[Stored records]
□ □ □ □ □

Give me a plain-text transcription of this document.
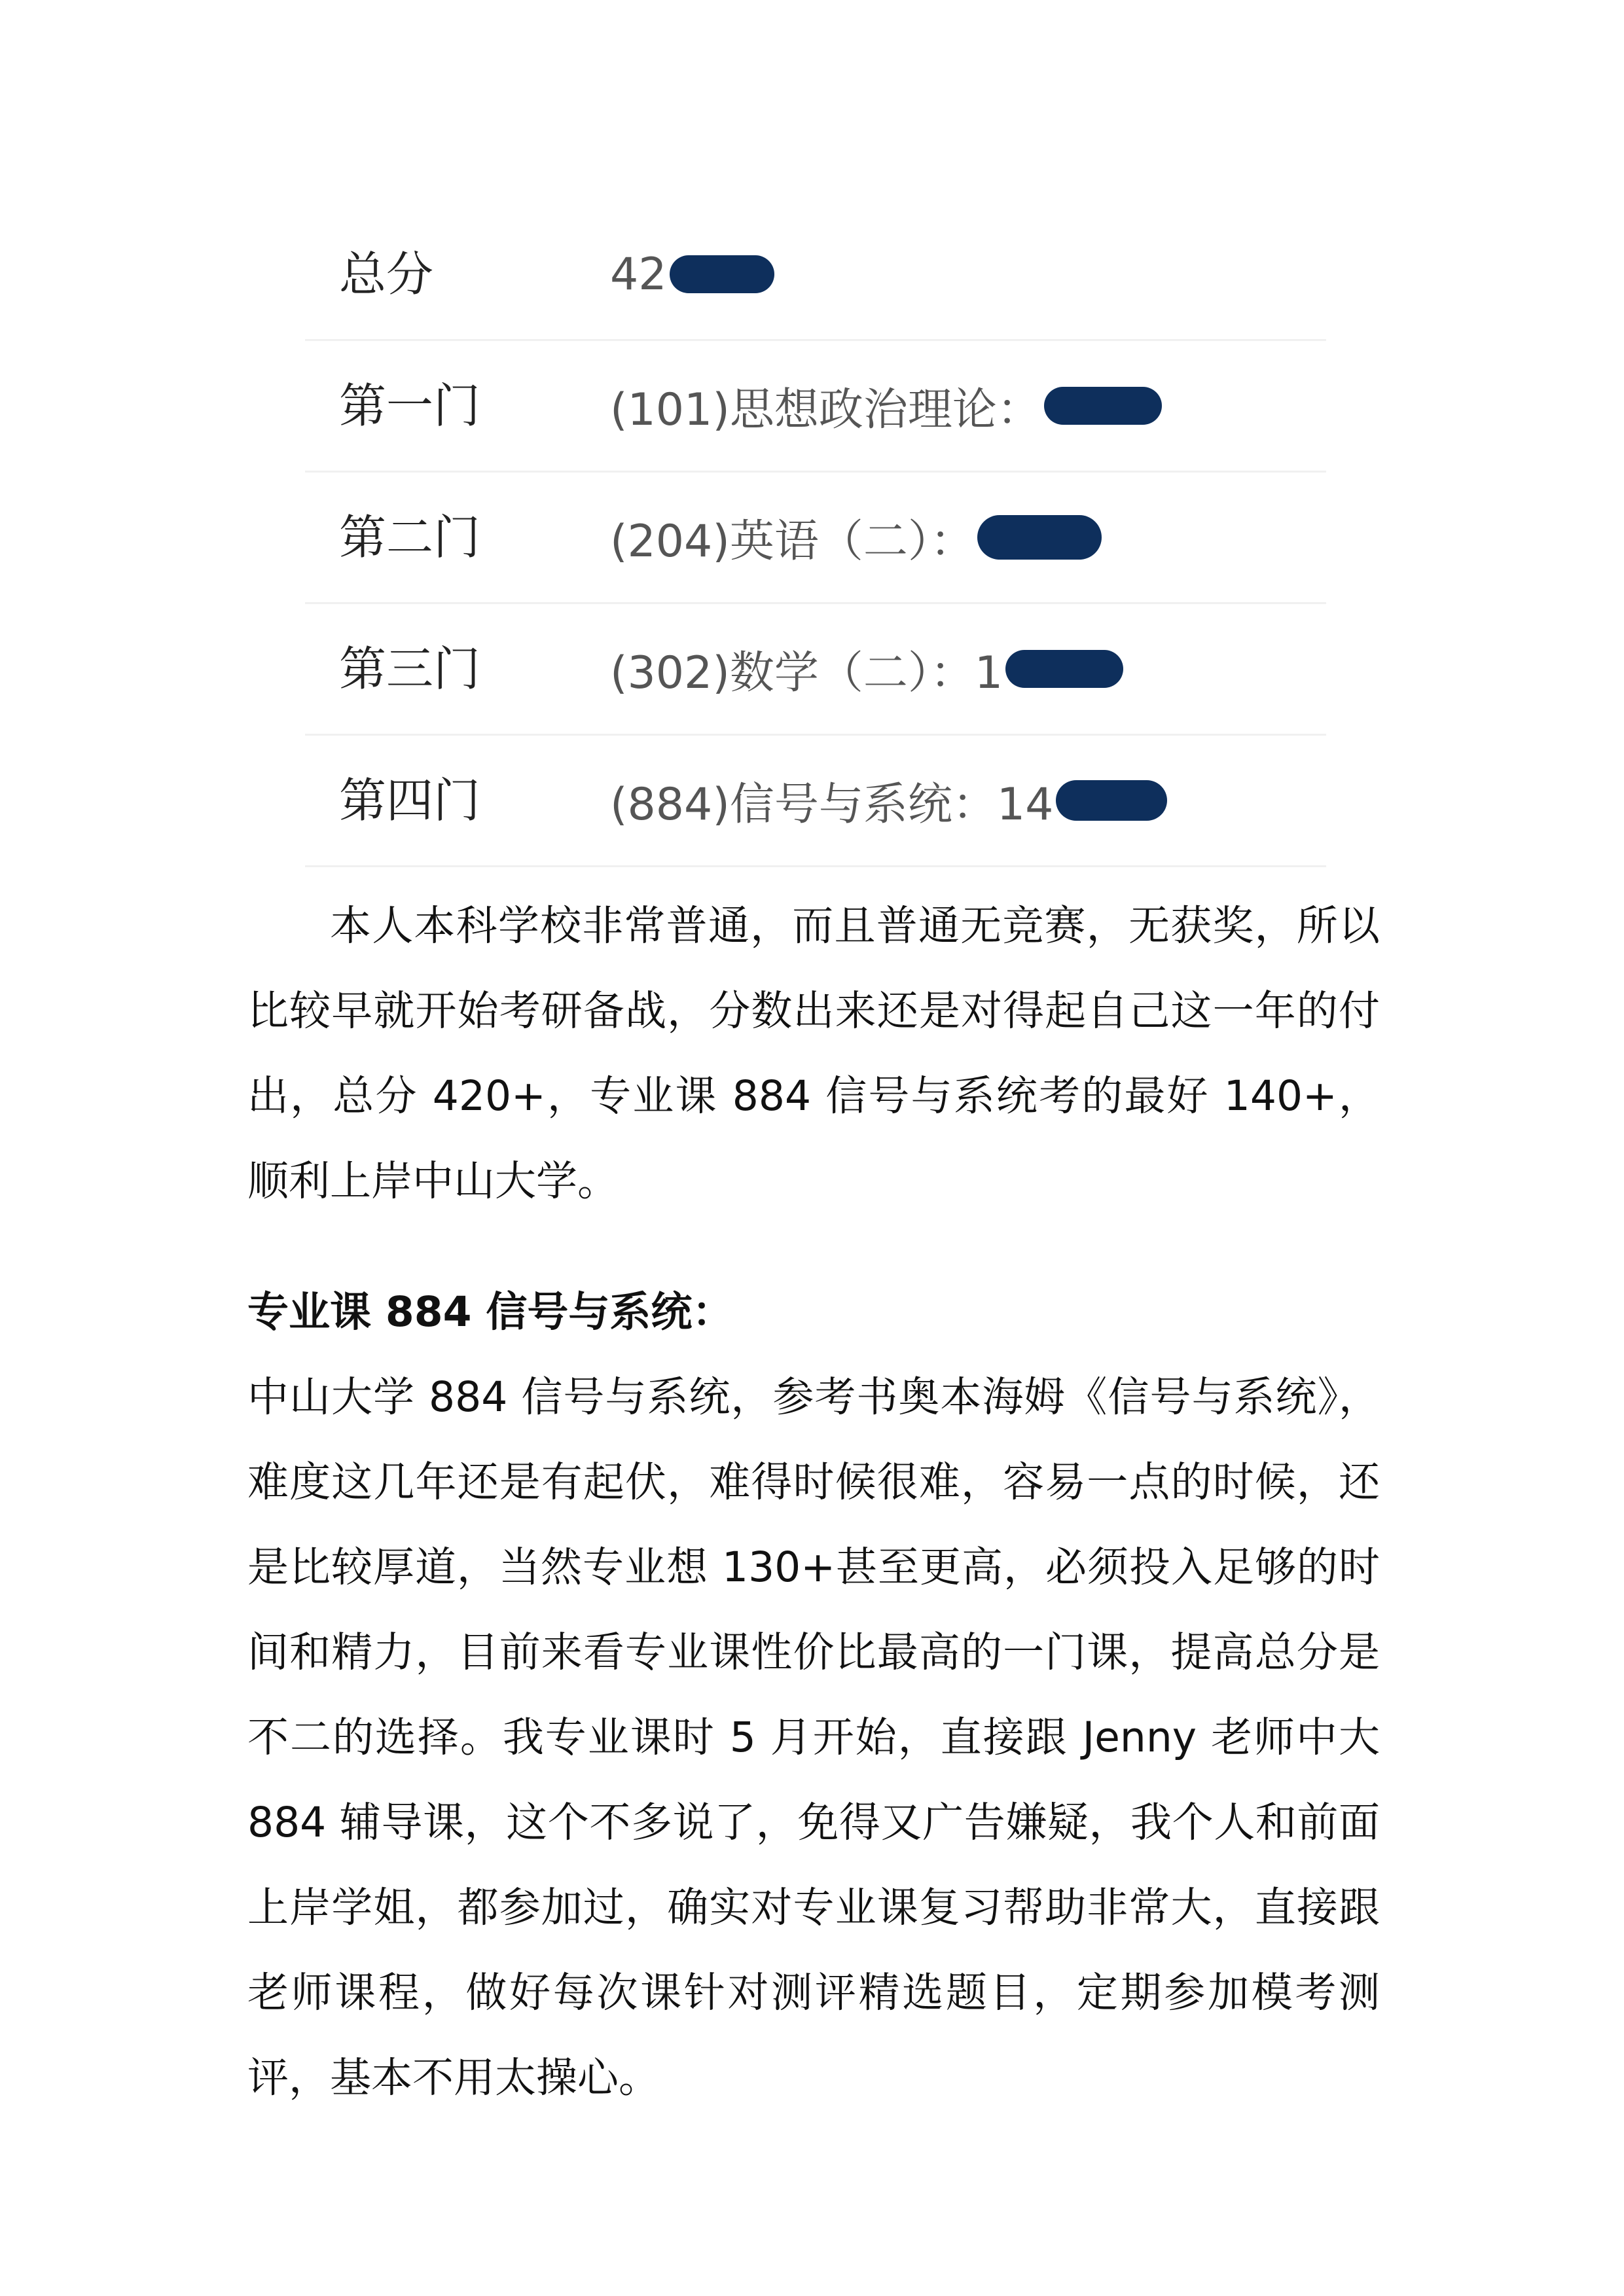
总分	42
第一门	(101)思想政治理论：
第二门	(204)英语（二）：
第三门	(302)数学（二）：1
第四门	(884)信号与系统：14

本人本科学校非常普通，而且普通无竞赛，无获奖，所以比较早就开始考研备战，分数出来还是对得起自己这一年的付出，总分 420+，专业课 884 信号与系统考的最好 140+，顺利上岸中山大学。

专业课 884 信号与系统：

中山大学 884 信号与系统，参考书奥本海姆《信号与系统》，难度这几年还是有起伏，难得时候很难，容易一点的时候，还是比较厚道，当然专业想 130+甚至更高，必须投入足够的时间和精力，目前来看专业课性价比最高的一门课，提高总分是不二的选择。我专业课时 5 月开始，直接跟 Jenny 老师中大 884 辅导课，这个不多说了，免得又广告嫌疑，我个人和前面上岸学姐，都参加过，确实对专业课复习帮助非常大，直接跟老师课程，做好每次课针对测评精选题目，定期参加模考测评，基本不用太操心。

□ □ □ □ □

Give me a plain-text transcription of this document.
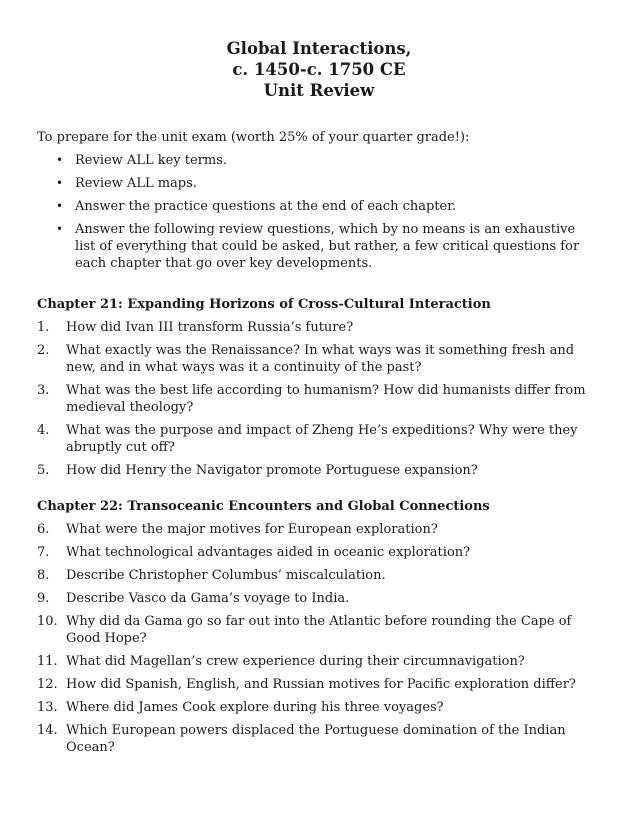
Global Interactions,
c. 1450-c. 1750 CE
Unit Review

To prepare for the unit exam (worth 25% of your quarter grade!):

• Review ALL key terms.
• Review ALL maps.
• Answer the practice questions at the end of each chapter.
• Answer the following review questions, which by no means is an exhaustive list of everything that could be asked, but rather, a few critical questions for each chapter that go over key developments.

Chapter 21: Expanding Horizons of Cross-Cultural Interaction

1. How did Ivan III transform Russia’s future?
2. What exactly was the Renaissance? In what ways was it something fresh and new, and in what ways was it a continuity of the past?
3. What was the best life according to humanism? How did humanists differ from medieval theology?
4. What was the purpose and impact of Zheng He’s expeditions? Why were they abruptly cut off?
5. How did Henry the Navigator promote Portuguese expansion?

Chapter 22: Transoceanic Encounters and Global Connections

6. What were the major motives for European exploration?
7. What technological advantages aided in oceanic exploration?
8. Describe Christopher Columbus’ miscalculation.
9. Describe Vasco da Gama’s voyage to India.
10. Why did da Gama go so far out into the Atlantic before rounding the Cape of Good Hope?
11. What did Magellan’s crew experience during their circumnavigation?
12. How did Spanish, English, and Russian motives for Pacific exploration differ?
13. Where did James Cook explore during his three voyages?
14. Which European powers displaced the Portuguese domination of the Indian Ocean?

□ □ □ □ □

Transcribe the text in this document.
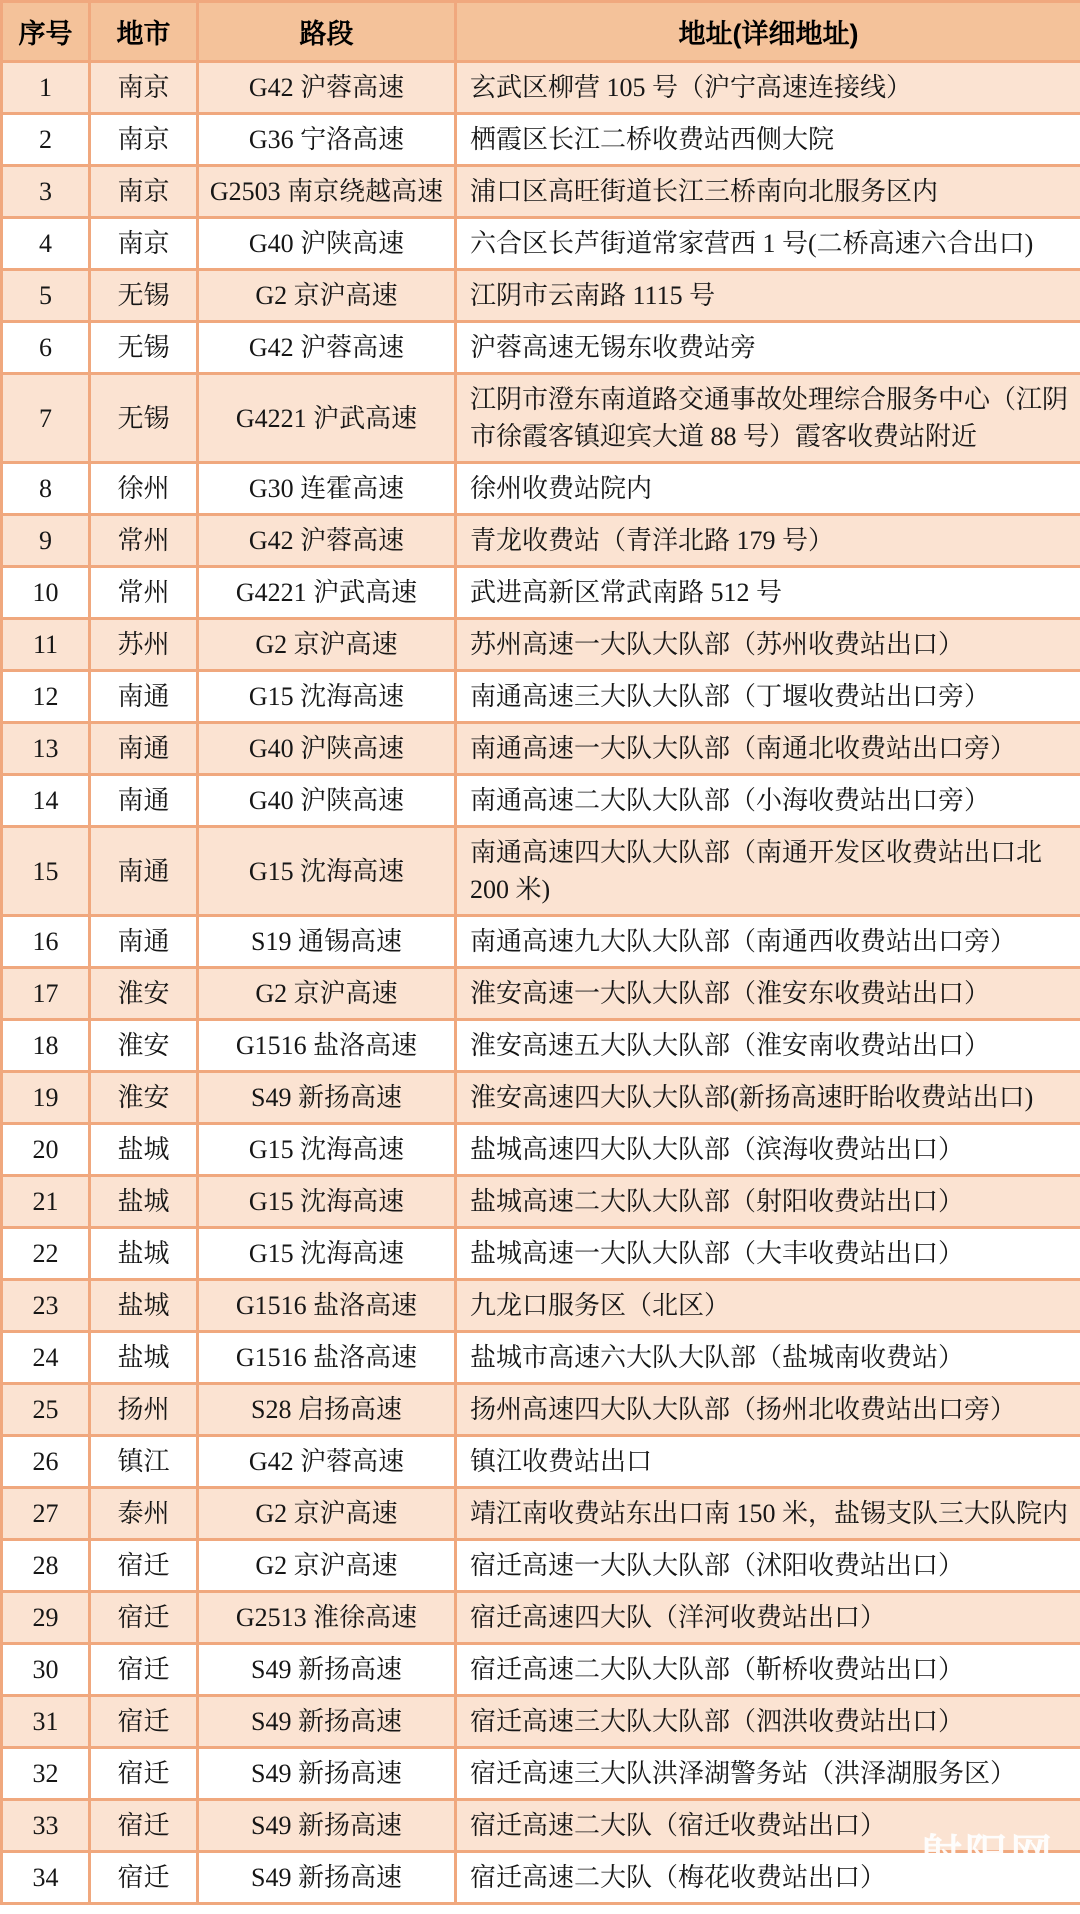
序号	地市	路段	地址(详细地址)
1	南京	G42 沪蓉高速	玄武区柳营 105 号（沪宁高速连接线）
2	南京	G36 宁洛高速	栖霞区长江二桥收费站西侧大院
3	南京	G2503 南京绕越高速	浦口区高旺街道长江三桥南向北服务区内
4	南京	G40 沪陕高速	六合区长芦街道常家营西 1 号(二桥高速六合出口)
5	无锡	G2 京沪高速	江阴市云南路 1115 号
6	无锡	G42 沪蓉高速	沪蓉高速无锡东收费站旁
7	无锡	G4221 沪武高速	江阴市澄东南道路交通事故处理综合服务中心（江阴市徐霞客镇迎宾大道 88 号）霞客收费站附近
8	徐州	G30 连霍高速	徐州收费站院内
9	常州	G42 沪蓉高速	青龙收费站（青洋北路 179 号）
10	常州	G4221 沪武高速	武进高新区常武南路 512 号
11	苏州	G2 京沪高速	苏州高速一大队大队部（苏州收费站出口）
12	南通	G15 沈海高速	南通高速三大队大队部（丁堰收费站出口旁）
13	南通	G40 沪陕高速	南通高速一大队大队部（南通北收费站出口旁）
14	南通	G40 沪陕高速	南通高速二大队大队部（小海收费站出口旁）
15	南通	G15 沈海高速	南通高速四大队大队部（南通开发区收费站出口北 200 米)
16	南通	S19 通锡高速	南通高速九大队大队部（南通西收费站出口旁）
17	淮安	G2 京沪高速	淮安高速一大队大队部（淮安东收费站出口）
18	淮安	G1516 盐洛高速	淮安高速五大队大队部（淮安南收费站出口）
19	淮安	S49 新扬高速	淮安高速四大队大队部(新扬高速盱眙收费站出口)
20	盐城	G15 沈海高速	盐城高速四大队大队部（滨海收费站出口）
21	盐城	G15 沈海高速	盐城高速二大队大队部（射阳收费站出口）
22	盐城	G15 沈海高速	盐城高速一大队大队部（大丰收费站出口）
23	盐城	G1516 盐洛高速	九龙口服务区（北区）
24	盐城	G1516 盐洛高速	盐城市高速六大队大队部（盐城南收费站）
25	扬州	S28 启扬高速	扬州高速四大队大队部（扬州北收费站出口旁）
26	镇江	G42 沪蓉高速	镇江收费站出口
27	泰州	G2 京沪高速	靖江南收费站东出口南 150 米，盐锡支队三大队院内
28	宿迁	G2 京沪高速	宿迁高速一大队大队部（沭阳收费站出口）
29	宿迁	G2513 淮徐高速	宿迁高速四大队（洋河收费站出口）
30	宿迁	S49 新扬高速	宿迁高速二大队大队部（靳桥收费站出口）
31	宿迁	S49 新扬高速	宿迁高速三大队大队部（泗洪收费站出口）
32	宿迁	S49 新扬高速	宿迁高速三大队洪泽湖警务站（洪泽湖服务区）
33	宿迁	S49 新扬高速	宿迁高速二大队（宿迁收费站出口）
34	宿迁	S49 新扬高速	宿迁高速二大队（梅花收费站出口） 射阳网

□ □ □ □ □

Requirements:
Copy each line of the records containing the string "Describe".

Solution to the problem:
8. Describe Christopher Columbus’ miscalculation.
9. Describe Vasco da Gama’s voyage to India.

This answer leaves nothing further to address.